Dataset records:
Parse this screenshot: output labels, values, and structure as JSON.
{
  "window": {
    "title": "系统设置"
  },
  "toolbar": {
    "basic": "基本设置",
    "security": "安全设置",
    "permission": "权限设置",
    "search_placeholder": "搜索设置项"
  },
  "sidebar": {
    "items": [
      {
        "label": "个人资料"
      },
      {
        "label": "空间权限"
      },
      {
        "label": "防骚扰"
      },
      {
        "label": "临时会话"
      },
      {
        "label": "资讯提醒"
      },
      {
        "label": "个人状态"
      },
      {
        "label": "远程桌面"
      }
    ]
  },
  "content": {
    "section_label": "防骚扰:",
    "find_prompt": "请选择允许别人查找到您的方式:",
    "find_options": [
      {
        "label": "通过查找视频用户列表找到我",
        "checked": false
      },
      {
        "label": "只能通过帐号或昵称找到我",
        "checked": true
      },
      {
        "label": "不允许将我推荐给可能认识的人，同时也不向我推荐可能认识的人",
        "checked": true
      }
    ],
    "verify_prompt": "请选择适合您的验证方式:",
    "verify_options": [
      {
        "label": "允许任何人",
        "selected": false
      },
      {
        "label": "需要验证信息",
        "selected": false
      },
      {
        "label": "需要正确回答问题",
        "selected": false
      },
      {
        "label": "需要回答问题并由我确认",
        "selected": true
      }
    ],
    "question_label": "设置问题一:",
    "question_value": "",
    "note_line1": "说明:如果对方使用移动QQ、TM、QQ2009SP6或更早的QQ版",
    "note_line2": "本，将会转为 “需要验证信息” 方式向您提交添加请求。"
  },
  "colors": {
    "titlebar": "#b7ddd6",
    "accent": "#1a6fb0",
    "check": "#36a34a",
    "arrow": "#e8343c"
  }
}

**Directions for this task:**
List the lines that contain the word "需要验证信息".

**Reply:**
        "label": "需要验证信息",
    "note_line2": "本，将会转为 “需要验证信息” 方式向您提交添加请求。"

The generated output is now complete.